Record list start
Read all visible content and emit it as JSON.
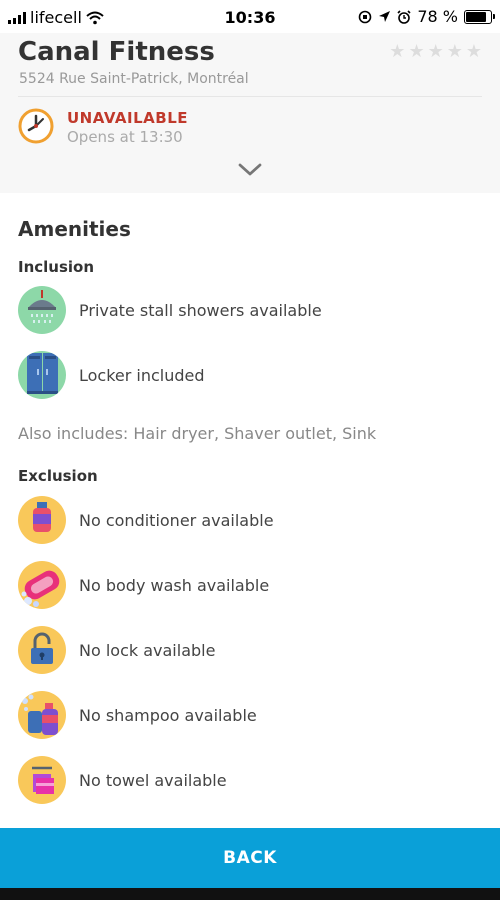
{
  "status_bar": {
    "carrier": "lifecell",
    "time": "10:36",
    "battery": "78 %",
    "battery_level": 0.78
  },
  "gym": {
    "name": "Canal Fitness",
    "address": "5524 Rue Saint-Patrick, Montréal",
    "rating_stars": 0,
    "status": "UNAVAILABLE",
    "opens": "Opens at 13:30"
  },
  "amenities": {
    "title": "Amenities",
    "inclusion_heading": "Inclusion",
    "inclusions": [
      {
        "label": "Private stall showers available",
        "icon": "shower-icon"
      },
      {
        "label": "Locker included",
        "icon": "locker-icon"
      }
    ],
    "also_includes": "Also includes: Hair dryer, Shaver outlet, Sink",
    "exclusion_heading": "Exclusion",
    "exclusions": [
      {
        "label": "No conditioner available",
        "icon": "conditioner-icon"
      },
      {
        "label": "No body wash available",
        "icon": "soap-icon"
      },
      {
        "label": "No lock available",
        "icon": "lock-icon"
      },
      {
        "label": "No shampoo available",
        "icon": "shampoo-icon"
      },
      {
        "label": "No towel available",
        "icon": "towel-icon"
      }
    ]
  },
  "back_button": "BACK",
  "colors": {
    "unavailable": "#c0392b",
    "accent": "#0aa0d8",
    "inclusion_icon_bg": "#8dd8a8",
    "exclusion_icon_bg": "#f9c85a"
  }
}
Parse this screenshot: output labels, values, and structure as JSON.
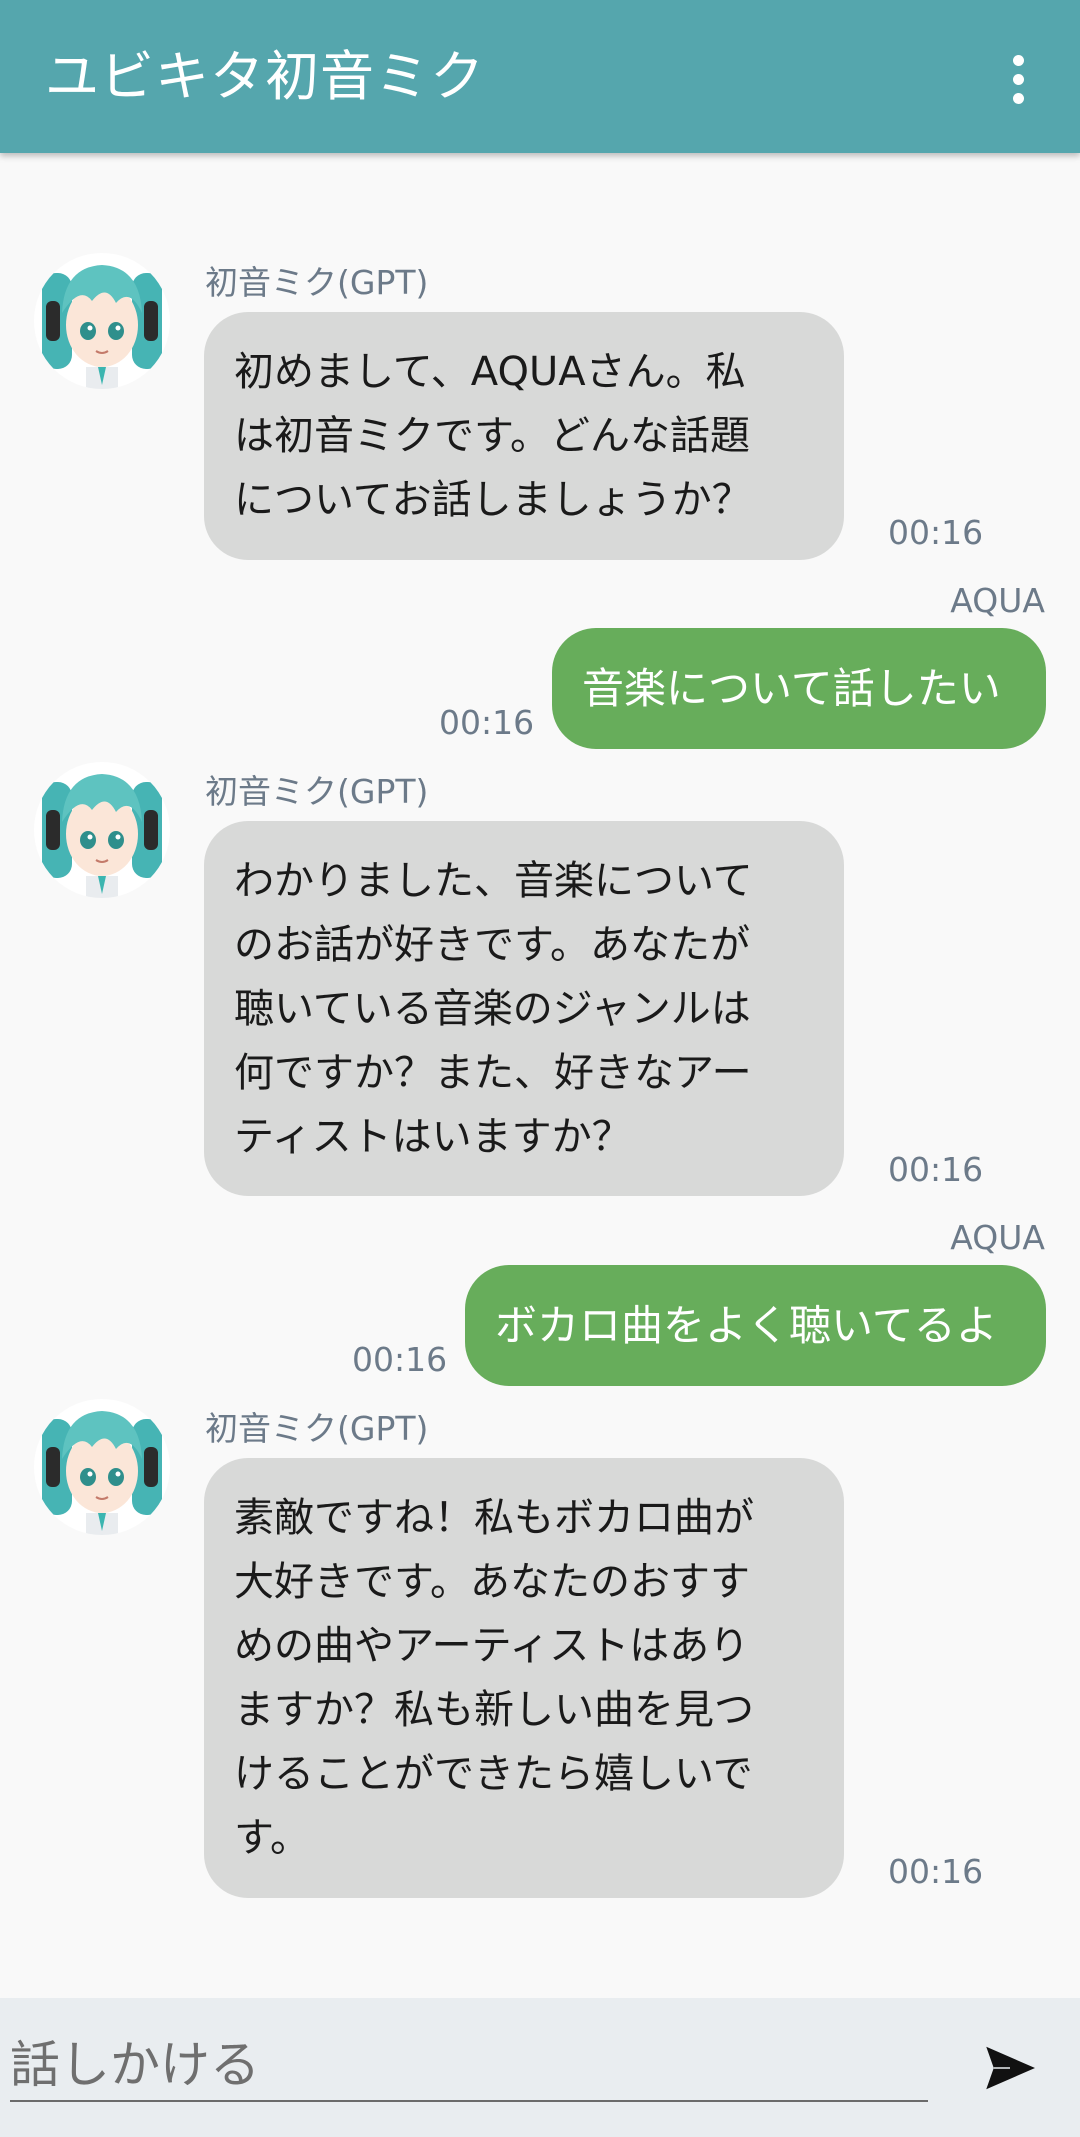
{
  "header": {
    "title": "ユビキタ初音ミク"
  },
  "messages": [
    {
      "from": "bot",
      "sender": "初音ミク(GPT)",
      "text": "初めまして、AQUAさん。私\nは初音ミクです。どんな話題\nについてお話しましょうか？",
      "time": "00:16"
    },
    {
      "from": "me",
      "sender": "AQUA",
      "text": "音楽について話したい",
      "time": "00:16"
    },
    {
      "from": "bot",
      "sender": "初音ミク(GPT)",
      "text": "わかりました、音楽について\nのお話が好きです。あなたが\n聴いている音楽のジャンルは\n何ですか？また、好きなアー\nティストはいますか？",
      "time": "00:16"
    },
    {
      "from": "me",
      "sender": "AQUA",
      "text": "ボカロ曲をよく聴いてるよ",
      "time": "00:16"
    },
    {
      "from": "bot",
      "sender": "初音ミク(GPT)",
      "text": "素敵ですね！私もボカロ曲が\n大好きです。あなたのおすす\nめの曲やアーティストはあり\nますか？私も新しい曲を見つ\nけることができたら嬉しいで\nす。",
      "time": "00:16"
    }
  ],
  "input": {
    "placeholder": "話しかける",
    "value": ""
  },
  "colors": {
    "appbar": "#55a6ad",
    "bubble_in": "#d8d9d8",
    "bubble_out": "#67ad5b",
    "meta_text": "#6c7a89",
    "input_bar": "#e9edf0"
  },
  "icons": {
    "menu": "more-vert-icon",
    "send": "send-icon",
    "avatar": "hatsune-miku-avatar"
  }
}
Record list end
Record list start
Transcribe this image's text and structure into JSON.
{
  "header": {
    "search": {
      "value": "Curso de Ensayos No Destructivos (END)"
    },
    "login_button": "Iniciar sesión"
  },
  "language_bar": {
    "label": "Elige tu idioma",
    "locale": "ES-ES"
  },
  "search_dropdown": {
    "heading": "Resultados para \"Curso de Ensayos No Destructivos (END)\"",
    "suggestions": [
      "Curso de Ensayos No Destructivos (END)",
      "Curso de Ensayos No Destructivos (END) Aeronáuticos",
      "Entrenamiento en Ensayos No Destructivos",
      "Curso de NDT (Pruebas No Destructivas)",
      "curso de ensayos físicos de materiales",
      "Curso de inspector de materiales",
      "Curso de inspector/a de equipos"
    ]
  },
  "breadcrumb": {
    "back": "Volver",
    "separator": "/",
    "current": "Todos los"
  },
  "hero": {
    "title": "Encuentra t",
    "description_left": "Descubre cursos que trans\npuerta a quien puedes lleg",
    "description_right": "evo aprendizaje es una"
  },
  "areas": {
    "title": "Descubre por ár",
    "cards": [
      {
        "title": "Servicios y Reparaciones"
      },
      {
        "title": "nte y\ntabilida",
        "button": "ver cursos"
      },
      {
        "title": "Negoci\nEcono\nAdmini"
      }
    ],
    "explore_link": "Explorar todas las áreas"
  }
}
Record list end
• [Aim] Gather from the data above every line with the string "JSON".

• [Task response]
Read all visible content and emit it as JSON.
Parse this screenshot: output labels, values, and structure as JSON.
Transcribe this image's text and structure into JSON.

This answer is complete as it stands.